### TASK
Track down every line below that holds "está" and copy it.

(Stored entries)
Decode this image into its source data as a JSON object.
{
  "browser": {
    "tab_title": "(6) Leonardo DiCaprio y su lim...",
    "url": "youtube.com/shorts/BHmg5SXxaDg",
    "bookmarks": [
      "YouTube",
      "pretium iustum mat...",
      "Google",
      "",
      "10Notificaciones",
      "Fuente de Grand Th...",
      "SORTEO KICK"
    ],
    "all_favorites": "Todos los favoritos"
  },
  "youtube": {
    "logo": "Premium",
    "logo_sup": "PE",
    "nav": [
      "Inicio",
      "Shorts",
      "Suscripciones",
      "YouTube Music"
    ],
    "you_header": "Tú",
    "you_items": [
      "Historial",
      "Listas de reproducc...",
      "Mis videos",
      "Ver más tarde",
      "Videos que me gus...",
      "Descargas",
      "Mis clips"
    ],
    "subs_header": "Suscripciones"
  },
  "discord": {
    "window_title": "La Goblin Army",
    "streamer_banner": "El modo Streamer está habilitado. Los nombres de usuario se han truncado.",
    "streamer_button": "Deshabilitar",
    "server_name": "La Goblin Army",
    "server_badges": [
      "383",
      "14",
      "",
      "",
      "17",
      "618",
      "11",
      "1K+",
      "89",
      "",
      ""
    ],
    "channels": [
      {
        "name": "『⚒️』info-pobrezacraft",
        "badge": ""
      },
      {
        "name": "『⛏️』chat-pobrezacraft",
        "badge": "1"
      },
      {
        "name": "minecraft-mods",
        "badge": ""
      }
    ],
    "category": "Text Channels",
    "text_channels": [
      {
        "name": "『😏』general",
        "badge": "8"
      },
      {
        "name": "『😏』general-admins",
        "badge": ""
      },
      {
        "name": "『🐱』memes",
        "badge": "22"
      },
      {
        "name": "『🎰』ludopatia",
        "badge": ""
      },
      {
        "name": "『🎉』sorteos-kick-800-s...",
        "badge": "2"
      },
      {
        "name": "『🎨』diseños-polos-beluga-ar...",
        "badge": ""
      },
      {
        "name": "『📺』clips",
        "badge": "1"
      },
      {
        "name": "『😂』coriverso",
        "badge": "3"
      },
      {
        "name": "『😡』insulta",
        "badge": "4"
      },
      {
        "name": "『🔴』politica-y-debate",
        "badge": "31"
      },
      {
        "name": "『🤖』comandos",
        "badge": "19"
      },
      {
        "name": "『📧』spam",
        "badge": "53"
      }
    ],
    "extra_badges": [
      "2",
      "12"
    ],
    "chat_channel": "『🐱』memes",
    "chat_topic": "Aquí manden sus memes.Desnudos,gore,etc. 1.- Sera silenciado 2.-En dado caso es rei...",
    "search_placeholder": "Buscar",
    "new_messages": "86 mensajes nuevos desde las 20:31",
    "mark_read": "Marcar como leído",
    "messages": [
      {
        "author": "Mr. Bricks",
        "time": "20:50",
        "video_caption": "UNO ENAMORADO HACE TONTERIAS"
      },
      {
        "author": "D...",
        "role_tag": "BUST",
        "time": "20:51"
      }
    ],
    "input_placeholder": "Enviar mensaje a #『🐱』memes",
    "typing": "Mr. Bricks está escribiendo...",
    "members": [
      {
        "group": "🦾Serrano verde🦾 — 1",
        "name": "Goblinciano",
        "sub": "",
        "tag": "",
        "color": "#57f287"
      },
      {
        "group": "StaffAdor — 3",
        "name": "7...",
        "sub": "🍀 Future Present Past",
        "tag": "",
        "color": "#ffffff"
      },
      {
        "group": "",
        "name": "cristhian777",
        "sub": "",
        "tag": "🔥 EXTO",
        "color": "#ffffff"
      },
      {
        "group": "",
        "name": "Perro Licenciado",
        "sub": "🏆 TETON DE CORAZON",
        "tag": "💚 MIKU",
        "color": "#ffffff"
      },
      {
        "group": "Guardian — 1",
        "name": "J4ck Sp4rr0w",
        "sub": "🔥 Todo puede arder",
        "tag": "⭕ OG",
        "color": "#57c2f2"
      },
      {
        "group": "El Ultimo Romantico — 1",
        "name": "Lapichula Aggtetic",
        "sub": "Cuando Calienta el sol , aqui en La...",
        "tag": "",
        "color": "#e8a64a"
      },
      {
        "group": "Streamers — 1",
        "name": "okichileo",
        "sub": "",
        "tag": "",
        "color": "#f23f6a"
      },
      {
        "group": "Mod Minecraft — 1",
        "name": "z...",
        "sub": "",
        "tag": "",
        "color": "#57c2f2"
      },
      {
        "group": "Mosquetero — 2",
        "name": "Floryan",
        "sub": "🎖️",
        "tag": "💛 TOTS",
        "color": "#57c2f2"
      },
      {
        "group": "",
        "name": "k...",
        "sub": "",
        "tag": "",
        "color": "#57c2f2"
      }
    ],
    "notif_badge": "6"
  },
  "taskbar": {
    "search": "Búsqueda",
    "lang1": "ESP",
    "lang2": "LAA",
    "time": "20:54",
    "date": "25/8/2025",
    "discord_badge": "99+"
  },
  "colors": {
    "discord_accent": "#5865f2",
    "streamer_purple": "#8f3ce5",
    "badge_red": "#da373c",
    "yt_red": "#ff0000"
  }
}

### ANSWER TO THIS EXERCISE
    "streamer_banner": "El modo Streamer está habilitado. Los nombres de usuario se han truncado.",
    "typing": "Mr. Bricks está escribiendo...",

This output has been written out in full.